**DATASET RECORDS**

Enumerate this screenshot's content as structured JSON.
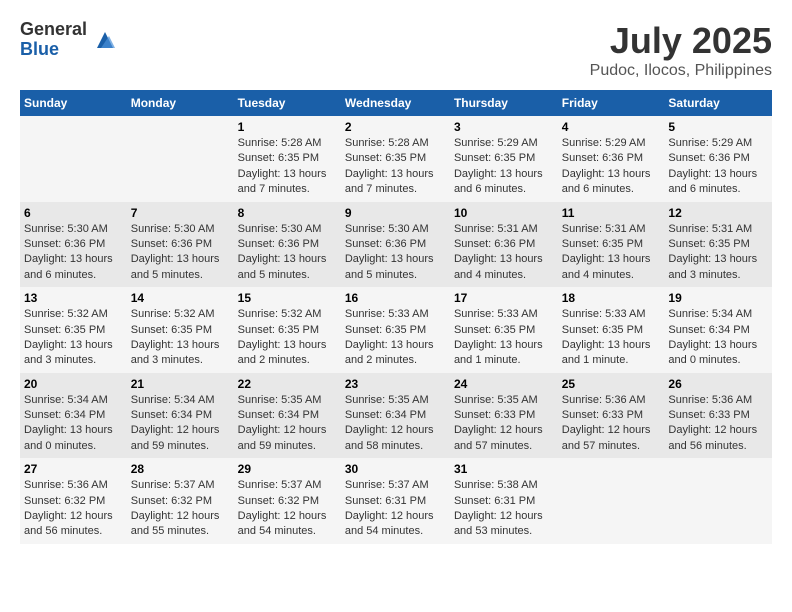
{
  "header": {
    "logo_general": "General",
    "logo_blue": "Blue",
    "month_year": "July 2025",
    "location": "Pudoc, Ilocos, Philippines"
  },
  "weekdays": [
    "Sunday",
    "Monday",
    "Tuesday",
    "Wednesday",
    "Thursday",
    "Friday",
    "Saturday"
  ],
  "rows": [
    [
      {
        "day": "",
        "info": ""
      },
      {
        "day": "",
        "info": ""
      },
      {
        "day": "1",
        "info": "Sunrise: 5:28 AM\nSunset: 6:35 PM\nDaylight: 13 hours and 7 minutes."
      },
      {
        "day": "2",
        "info": "Sunrise: 5:28 AM\nSunset: 6:35 PM\nDaylight: 13 hours and 7 minutes."
      },
      {
        "day": "3",
        "info": "Sunrise: 5:29 AM\nSunset: 6:35 PM\nDaylight: 13 hours and 6 minutes."
      },
      {
        "day": "4",
        "info": "Sunrise: 5:29 AM\nSunset: 6:36 PM\nDaylight: 13 hours and 6 minutes."
      },
      {
        "day": "5",
        "info": "Sunrise: 5:29 AM\nSunset: 6:36 PM\nDaylight: 13 hours and 6 minutes."
      }
    ],
    [
      {
        "day": "6",
        "info": "Sunrise: 5:30 AM\nSunset: 6:36 PM\nDaylight: 13 hours and 6 minutes."
      },
      {
        "day": "7",
        "info": "Sunrise: 5:30 AM\nSunset: 6:36 PM\nDaylight: 13 hours and 5 minutes."
      },
      {
        "day": "8",
        "info": "Sunrise: 5:30 AM\nSunset: 6:36 PM\nDaylight: 13 hours and 5 minutes."
      },
      {
        "day": "9",
        "info": "Sunrise: 5:30 AM\nSunset: 6:36 PM\nDaylight: 13 hours and 5 minutes."
      },
      {
        "day": "10",
        "info": "Sunrise: 5:31 AM\nSunset: 6:36 PM\nDaylight: 13 hours and 4 minutes."
      },
      {
        "day": "11",
        "info": "Sunrise: 5:31 AM\nSunset: 6:35 PM\nDaylight: 13 hours and 4 minutes."
      },
      {
        "day": "12",
        "info": "Sunrise: 5:31 AM\nSunset: 6:35 PM\nDaylight: 13 hours and 3 minutes."
      }
    ],
    [
      {
        "day": "13",
        "info": "Sunrise: 5:32 AM\nSunset: 6:35 PM\nDaylight: 13 hours and 3 minutes."
      },
      {
        "day": "14",
        "info": "Sunrise: 5:32 AM\nSunset: 6:35 PM\nDaylight: 13 hours and 3 minutes."
      },
      {
        "day": "15",
        "info": "Sunrise: 5:32 AM\nSunset: 6:35 PM\nDaylight: 13 hours and 2 minutes."
      },
      {
        "day": "16",
        "info": "Sunrise: 5:33 AM\nSunset: 6:35 PM\nDaylight: 13 hours and 2 minutes."
      },
      {
        "day": "17",
        "info": "Sunrise: 5:33 AM\nSunset: 6:35 PM\nDaylight: 13 hours and 1 minute."
      },
      {
        "day": "18",
        "info": "Sunrise: 5:33 AM\nSunset: 6:35 PM\nDaylight: 13 hours and 1 minute."
      },
      {
        "day": "19",
        "info": "Sunrise: 5:34 AM\nSunset: 6:34 PM\nDaylight: 13 hours and 0 minutes."
      }
    ],
    [
      {
        "day": "20",
        "info": "Sunrise: 5:34 AM\nSunset: 6:34 PM\nDaylight: 13 hours and 0 minutes."
      },
      {
        "day": "21",
        "info": "Sunrise: 5:34 AM\nSunset: 6:34 PM\nDaylight: 12 hours and 59 minutes."
      },
      {
        "day": "22",
        "info": "Sunrise: 5:35 AM\nSunset: 6:34 PM\nDaylight: 12 hours and 59 minutes."
      },
      {
        "day": "23",
        "info": "Sunrise: 5:35 AM\nSunset: 6:34 PM\nDaylight: 12 hours and 58 minutes."
      },
      {
        "day": "24",
        "info": "Sunrise: 5:35 AM\nSunset: 6:33 PM\nDaylight: 12 hours and 57 minutes."
      },
      {
        "day": "25",
        "info": "Sunrise: 5:36 AM\nSunset: 6:33 PM\nDaylight: 12 hours and 57 minutes."
      },
      {
        "day": "26",
        "info": "Sunrise: 5:36 AM\nSunset: 6:33 PM\nDaylight: 12 hours and 56 minutes."
      }
    ],
    [
      {
        "day": "27",
        "info": "Sunrise: 5:36 AM\nSunset: 6:32 PM\nDaylight: 12 hours and 56 minutes."
      },
      {
        "day": "28",
        "info": "Sunrise: 5:37 AM\nSunset: 6:32 PM\nDaylight: 12 hours and 55 minutes."
      },
      {
        "day": "29",
        "info": "Sunrise: 5:37 AM\nSunset: 6:32 PM\nDaylight: 12 hours and 54 minutes."
      },
      {
        "day": "30",
        "info": "Sunrise: 5:37 AM\nSunset: 6:31 PM\nDaylight: 12 hours and 54 minutes."
      },
      {
        "day": "31",
        "info": "Sunrise: 5:38 AM\nSunset: 6:31 PM\nDaylight: 12 hours and 53 minutes."
      },
      {
        "day": "",
        "info": ""
      },
      {
        "day": "",
        "info": ""
      }
    ]
  ]
}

**TASK OBJECTIVE**
What you return should match the records above word for word, minus the pictures.

**SOLUTION TO THE PROBLEM**
Enumerate this screenshot's content as structured JSON.
{
  "header": {
    "logo_general": "General",
    "logo_blue": "Blue",
    "month_year": "July 2025",
    "location": "Pudoc, Ilocos, Philippines"
  },
  "weekdays": [
    "Sunday",
    "Monday",
    "Tuesday",
    "Wednesday",
    "Thursday",
    "Friday",
    "Saturday"
  ],
  "rows": [
    [
      {
        "day": "",
        "info": ""
      },
      {
        "day": "",
        "info": ""
      },
      {
        "day": "1",
        "info": "Sunrise: 5:28 AM\nSunset: 6:35 PM\nDaylight: 13 hours and 7 minutes."
      },
      {
        "day": "2",
        "info": "Sunrise: 5:28 AM\nSunset: 6:35 PM\nDaylight: 13 hours and 7 minutes."
      },
      {
        "day": "3",
        "info": "Sunrise: 5:29 AM\nSunset: 6:35 PM\nDaylight: 13 hours and 6 minutes."
      },
      {
        "day": "4",
        "info": "Sunrise: 5:29 AM\nSunset: 6:36 PM\nDaylight: 13 hours and 6 minutes."
      },
      {
        "day": "5",
        "info": "Sunrise: 5:29 AM\nSunset: 6:36 PM\nDaylight: 13 hours and 6 minutes."
      }
    ],
    [
      {
        "day": "6",
        "info": "Sunrise: 5:30 AM\nSunset: 6:36 PM\nDaylight: 13 hours and 6 minutes."
      },
      {
        "day": "7",
        "info": "Sunrise: 5:30 AM\nSunset: 6:36 PM\nDaylight: 13 hours and 5 minutes."
      },
      {
        "day": "8",
        "info": "Sunrise: 5:30 AM\nSunset: 6:36 PM\nDaylight: 13 hours and 5 minutes."
      },
      {
        "day": "9",
        "info": "Sunrise: 5:30 AM\nSunset: 6:36 PM\nDaylight: 13 hours and 5 minutes."
      },
      {
        "day": "10",
        "info": "Sunrise: 5:31 AM\nSunset: 6:36 PM\nDaylight: 13 hours and 4 minutes."
      },
      {
        "day": "11",
        "info": "Sunrise: 5:31 AM\nSunset: 6:35 PM\nDaylight: 13 hours and 4 minutes."
      },
      {
        "day": "12",
        "info": "Sunrise: 5:31 AM\nSunset: 6:35 PM\nDaylight: 13 hours and 3 minutes."
      }
    ],
    [
      {
        "day": "13",
        "info": "Sunrise: 5:32 AM\nSunset: 6:35 PM\nDaylight: 13 hours and 3 minutes."
      },
      {
        "day": "14",
        "info": "Sunrise: 5:32 AM\nSunset: 6:35 PM\nDaylight: 13 hours and 3 minutes."
      },
      {
        "day": "15",
        "info": "Sunrise: 5:32 AM\nSunset: 6:35 PM\nDaylight: 13 hours and 2 minutes."
      },
      {
        "day": "16",
        "info": "Sunrise: 5:33 AM\nSunset: 6:35 PM\nDaylight: 13 hours and 2 minutes."
      },
      {
        "day": "17",
        "info": "Sunrise: 5:33 AM\nSunset: 6:35 PM\nDaylight: 13 hours and 1 minute."
      },
      {
        "day": "18",
        "info": "Sunrise: 5:33 AM\nSunset: 6:35 PM\nDaylight: 13 hours and 1 minute."
      },
      {
        "day": "19",
        "info": "Sunrise: 5:34 AM\nSunset: 6:34 PM\nDaylight: 13 hours and 0 minutes."
      }
    ],
    [
      {
        "day": "20",
        "info": "Sunrise: 5:34 AM\nSunset: 6:34 PM\nDaylight: 13 hours and 0 minutes."
      },
      {
        "day": "21",
        "info": "Sunrise: 5:34 AM\nSunset: 6:34 PM\nDaylight: 12 hours and 59 minutes."
      },
      {
        "day": "22",
        "info": "Sunrise: 5:35 AM\nSunset: 6:34 PM\nDaylight: 12 hours and 59 minutes."
      },
      {
        "day": "23",
        "info": "Sunrise: 5:35 AM\nSunset: 6:34 PM\nDaylight: 12 hours and 58 minutes."
      },
      {
        "day": "24",
        "info": "Sunrise: 5:35 AM\nSunset: 6:33 PM\nDaylight: 12 hours and 57 minutes."
      },
      {
        "day": "25",
        "info": "Sunrise: 5:36 AM\nSunset: 6:33 PM\nDaylight: 12 hours and 57 minutes."
      },
      {
        "day": "26",
        "info": "Sunrise: 5:36 AM\nSunset: 6:33 PM\nDaylight: 12 hours and 56 minutes."
      }
    ],
    [
      {
        "day": "27",
        "info": "Sunrise: 5:36 AM\nSunset: 6:32 PM\nDaylight: 12 hours and 56 minutes."
      },
      {
        "day": "28",
        "info": "Sunrise: 5:37 AM\nSunset: 6:32 PM\nDaylight: 12 hours and 55 minutes."
      },
      {
        "day": "29",
        "info": "Sunrise: 5:37 AM\nSunset: 6:32 PM\nDaylight: 12 hours and 54 minutes."
      },
      {
        "day": "30",
        "info": "Sunrise: 5:37 AM\nSunset: 6:31 PM\nDaylight: 12 hours and 54 minutes."
      },
      {
        "day": "31",
        "info": "Sunrise: 5:38 AM\nSunset: 6:31 PM\nDaylight: 12 hours and 53 minutes."
      },
      {
        "day": "",
        "info": ""
      },
      {
        "day": "",
        "info": ""
      }
    ]
  ]
}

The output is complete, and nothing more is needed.